### Questions
**1.** Answer these questions about the post on closures:
(a) What two other names does it give for a closure?
(b) What word count does it state?
(c) What does the call zoo_b("snek") return?
**2.** Write out, word for word, the part of the post on closures that opens with the words containing "Closure? I Hardly" and closes with "why they’re special.".

### Excerpted text
Closure? I Hardly Know Her!
1396 words. Time to Read: About 13 minutes.Cover image credit: this amazing StackOverflow answer.
I’ve learned about closures a few different times, and each time, I’ve come away feeling like I get it, but I don’t necessarily understand why people make such a big deal out of them. Yeah, hooray, you get functions that can persist their data! I’ve seen people post things like, “If you’re not using closures, you’re really missing out.” I think I’ve finally figured out why people are so excited, and why I was confused. This post will explain what closures are, when you might want to use them, and why it took me so long to get why they’re special.
What are Closures
A closure (also called a function closure or a lexical closure) is when you find a way of wrapping up a function with the state in which it was defined into one connected and persistent bundle. I’ll show you a bunch of examples if that doesn’t make sense. There’s a number of ways to create a closure, but the canonical one is to define and return a function from within another function. Here’s what I mean.
def build_zoo():
animals = []
def add_animal(animal):
animals.append(animal)
return animals
return add_animal
zoo_a = build_zoo()
zoo_b = build_zoo()
zoo_a("zebra")
# => ["zebra"]
zoo_a("monkey")
# => ["zebra", "monkey"]
zoo_b("snek")
# => ["snek"]
zoo_a("panda")
# => ["zebra", "monkey", "panda"]
Thanks to @Doshirae and Nicholas Lee for pointing out a typo in the return
statement!
The build_zoo
function is a kind of “factory” that creates a scope and defines a function within that scope. Then it gives the function that still has access to that scope (and the variables therein) to you. After the build_zoo
function ends, it keeps the stack frame and variables defined (like animals
) available to the returned add_animal
function, for later reference. And every time you call this build_zoo
function, it creates a brand new scope, unconnected to any of the other scopes. That’s why zoo_a
and zoo_b
were not able to affect each other when they were called!

Document structure recognition data:

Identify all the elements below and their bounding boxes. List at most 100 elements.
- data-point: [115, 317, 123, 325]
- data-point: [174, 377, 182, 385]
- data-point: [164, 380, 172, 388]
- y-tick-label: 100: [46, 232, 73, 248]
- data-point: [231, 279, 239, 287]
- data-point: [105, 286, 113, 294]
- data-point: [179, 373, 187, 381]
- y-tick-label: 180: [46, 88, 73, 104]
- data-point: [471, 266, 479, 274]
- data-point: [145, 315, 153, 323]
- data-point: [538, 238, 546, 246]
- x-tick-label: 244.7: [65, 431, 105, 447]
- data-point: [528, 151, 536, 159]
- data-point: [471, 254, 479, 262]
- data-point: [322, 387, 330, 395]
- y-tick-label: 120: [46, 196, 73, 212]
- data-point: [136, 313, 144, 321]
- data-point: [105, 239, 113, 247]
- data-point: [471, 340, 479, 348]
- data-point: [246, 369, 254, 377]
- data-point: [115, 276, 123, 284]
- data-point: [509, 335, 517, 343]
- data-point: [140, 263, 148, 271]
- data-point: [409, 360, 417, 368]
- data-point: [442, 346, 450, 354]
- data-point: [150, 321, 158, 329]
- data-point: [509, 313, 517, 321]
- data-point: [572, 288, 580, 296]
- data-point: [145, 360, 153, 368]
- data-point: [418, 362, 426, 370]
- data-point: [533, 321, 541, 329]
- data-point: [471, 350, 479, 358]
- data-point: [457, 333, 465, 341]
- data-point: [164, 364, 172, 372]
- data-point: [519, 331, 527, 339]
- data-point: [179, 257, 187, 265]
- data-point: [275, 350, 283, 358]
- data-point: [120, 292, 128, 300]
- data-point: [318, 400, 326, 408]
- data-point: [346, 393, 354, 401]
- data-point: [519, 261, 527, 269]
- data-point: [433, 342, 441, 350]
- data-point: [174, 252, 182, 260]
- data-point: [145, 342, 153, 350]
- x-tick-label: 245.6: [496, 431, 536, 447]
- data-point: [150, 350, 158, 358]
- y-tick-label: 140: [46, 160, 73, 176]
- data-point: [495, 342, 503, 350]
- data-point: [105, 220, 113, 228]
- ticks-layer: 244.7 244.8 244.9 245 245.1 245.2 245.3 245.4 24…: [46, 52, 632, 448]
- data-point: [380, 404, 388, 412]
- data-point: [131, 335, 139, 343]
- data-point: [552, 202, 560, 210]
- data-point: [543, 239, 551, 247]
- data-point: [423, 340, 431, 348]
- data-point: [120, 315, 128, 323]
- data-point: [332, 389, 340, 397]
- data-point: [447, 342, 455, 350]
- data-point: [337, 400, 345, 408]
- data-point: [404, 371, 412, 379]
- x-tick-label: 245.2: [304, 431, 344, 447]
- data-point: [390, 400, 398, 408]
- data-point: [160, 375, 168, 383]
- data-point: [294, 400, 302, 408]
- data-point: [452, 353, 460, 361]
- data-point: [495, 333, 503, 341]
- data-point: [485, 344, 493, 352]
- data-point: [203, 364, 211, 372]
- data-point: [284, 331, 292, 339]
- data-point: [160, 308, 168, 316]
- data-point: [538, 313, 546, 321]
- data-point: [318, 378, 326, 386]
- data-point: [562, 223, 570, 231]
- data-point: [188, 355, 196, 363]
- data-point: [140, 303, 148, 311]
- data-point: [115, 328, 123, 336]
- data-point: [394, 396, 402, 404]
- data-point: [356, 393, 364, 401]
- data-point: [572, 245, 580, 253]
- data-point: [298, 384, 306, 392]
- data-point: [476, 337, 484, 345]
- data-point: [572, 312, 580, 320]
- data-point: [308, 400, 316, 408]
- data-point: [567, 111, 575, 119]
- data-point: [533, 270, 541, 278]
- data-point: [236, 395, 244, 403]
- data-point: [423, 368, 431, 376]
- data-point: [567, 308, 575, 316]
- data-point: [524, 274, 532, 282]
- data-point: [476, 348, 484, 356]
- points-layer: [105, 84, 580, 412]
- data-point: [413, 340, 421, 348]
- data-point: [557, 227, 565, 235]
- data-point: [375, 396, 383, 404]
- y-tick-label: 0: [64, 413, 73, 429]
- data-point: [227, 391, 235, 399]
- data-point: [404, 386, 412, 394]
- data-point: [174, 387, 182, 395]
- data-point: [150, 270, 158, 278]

### Results for each task
**1.**
(a) A function closure or a lexical closure.
(b) 1396 words.
(c) ["snek"]

**2.**
Closure? I Hardly Know Her!
1396 words. Time to Read: About 13 minutes.Cover image credit: this amazing StackOverflow answer.
I’ve learned about closures a few different times, and each time, I’ve come away feeling like I get it, but I don’t necessarily understand why people make such a big deal out of them. Yeah, hooray, you get functions that can persist their data! I’ve seen people post things like, “If you’re not using closures, you’re really missing out.” I think I’ve finally figured out why people are so excited, and why I was confused. This post will explain what closures are, when you might want to use them, and why it took me so long to get why they’re special.